> **INSTRUCTIONS TO FOLLOW**:
Extract the records below word for word and ignore the images.

(Records contained in a dataset)
▼
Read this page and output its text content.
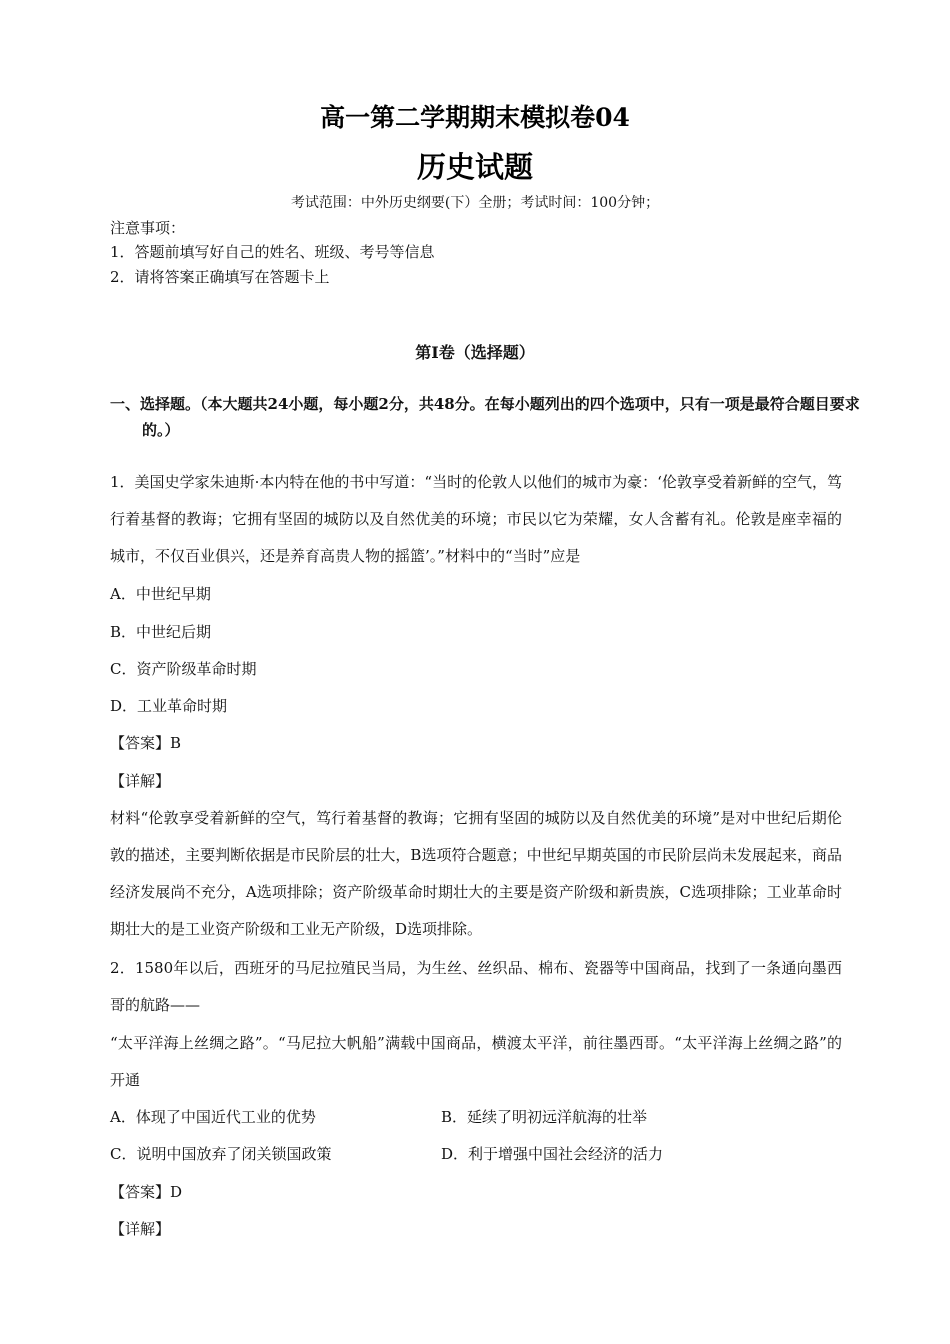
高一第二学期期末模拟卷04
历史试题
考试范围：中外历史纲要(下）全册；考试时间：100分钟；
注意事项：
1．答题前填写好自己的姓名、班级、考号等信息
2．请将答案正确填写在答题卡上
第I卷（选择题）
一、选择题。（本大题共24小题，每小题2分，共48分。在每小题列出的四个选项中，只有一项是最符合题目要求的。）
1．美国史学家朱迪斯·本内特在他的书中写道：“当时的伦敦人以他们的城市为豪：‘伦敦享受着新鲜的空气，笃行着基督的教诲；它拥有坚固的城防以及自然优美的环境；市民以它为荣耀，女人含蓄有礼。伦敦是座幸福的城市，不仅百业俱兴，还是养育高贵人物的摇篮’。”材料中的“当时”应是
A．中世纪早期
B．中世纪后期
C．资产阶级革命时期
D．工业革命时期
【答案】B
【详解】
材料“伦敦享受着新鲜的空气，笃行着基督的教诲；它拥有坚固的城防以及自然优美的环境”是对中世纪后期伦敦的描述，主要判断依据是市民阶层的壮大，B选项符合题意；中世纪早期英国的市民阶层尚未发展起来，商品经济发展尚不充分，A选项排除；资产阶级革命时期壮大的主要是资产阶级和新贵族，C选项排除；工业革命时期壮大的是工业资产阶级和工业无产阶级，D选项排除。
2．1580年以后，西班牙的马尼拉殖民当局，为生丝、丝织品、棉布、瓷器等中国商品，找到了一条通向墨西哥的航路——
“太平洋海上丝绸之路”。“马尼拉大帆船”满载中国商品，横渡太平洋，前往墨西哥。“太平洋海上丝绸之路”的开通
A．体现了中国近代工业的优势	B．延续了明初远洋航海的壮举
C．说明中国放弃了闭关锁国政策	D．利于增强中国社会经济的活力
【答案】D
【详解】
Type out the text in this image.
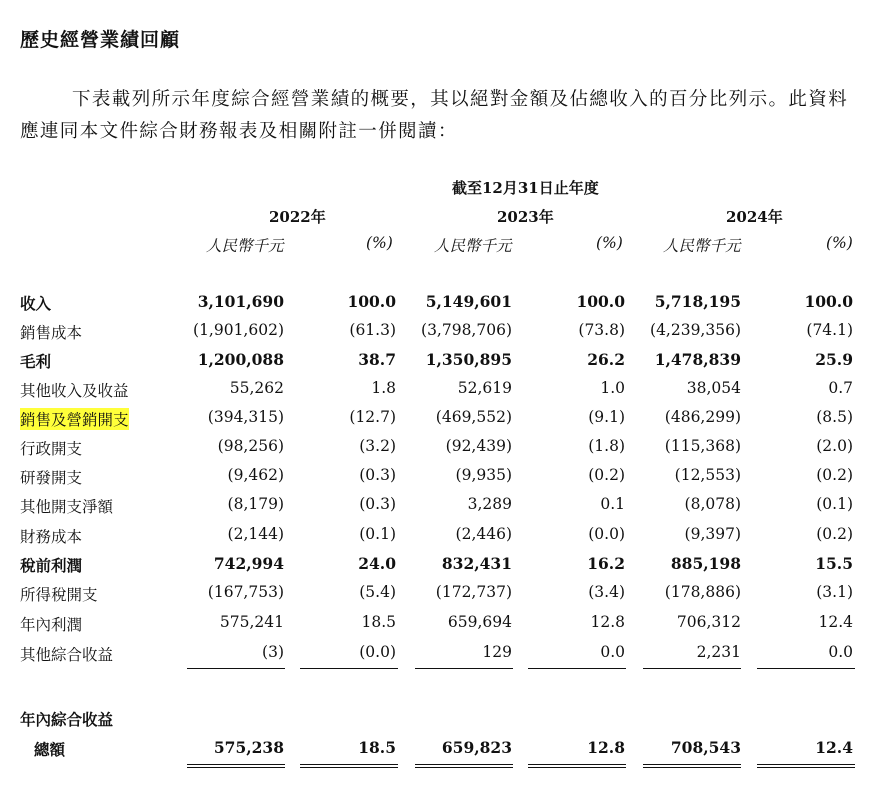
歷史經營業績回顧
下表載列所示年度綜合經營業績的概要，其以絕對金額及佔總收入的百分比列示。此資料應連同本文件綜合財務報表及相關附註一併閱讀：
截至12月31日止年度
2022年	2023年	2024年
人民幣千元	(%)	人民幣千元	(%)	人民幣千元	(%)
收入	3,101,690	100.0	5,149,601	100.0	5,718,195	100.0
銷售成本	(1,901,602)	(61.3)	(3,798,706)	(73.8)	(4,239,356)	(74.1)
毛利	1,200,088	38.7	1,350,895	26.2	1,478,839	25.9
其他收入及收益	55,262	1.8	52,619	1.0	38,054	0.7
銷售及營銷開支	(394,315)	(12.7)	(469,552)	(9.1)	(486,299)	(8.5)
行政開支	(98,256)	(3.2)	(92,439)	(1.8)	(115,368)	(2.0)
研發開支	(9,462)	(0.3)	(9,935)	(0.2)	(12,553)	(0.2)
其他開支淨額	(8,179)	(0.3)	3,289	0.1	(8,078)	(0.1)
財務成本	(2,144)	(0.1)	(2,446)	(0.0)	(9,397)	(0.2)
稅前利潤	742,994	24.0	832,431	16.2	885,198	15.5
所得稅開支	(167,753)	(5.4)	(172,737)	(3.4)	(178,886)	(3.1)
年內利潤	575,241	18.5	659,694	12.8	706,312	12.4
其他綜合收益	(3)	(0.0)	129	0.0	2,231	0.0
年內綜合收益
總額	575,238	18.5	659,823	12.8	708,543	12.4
▲
> **WRITTEN ANSWER**:
Read this page and output its text content.
高一第二学期期末模拟卷04
历史试题
考试范围：中外历史纲要(下）全册；考试时间：100分钟；
注意事项：
1．答题前填写好自己的姓名、班级、考号等信息
2．请将答案正确填写在答题卡上
第I卷（选择题）
一、选择题。（本大题共24小题，每小题2分，共48分。在每小题列出的四个选项中，只有一项是最符合题目要求的。）
1．美国史学家朱迪斯·本内特在他的书中写道：“当时的伦敦人以他们的城市为豪：‘伦敦享受着新鲜的空气，笃行着基督的教诲；它拥有坚固的城防以及自然优美的环境；市民以它为荣耀，女人含蓄有礼。伦敦是座幸福的城市，不仅百业俱兴，还是养育高贵人物的摇篮’。”材料中的“当时”应是
A．中世纪早期
B．中世纪后期
C．资产阶级革命时期
D．工业革命时期
【答案】B
【详解】
材料“伦敦享受着新鲜的空气，笃行着基督的教诲；它拥有坚固的城防以及自然优美的环境”是对中世纪后期伦敦的描述，主要判断依据是市民阶层的壮大，B选项符合题意；中世纪早期英国的市民阶层尚未发展起来，商品经济发展尚不充分，A选项排除；资产阶级革命时期壮大的主要是资产阶级和新贵族，C选项排除；工业革命时期壮大的是工业资产阶级和工业无产阶级，D选项排除。
2．1580年以后，西班牙的马尼拉殖民当局，为生丝、丝织品、棉布、瓷器等中国商品，找到了一条通向墨西哥的航路——
“太平洋海上丝绸之路”。“马尼拉大帆船”满载中国商品，横渡太平洋，前往墨西哥。“太平洋海上丝绸之路”的开通
A．体现了中国近代工业的优势	B．延续了明初远洋航海的壮举
C．说明中国放弃了闭关锁国政策	D．利于增强中国社会经济的活力
【答案】D
【详解】
Type out the text in this image.
歷史經營業績回顧
下表載列所示年度綜合經營業績的概要，其以絕對金額及佔總收入的百分比列示。此資料應連同本文件綜合財務報表及相關附註一併閱讀：
截至12月31日止年度
2022年	2023年	2024年
人民幣千元	(%)	人民幣千元	(%)	人民幣千元	(%)
收入	3,101,690	100.0	5,149,601	100.0	5,718,195	100.0
銷售成本	(1,901,602)	(61.3)	(3,798,706)	(73.8)	(4,239,356)	(74.1)
毛利	1,200,088	38.7	1,350,895	26.2	1,478,839	25.9
其他收入及收益	55,262	1.8	52,619	1.0	38,054	0.7
銷售及營銷開支	(394,315)	(12.7)	(469,552)	(9.1)	(486,299)	(8.5)
行政開支	(98,256)	(3.2)	(92,439)	(1.8)	(115,368)	(2.0)
研發開支	(9,462)	(0.3)	(9,935)	(0.2)	(12,553)	(0.2)
其他開支淨額	(8,179)	(0.3)	3,289	0.1	(8,078)	(0.1)
財務成本	(2,144)	(0.1)	(2,446)	(0.0)	(9,397)	(0.2)
稅前利潤	742,994	24.0	832,431	16.2	885,198	15.5
所得稅開支	(167,753)	(5.4)	(172,737)	(3.4)	(178,886)	(3.1)
年內利潤	575,241	18.5	659,694	12.8	706,312	12.4
其他綜合收益	(3)	(0.0)	129	0.0	2,231	0.0
年內綜合收益
總額	575,238	18.5	659,823	12.8	708,543	12.4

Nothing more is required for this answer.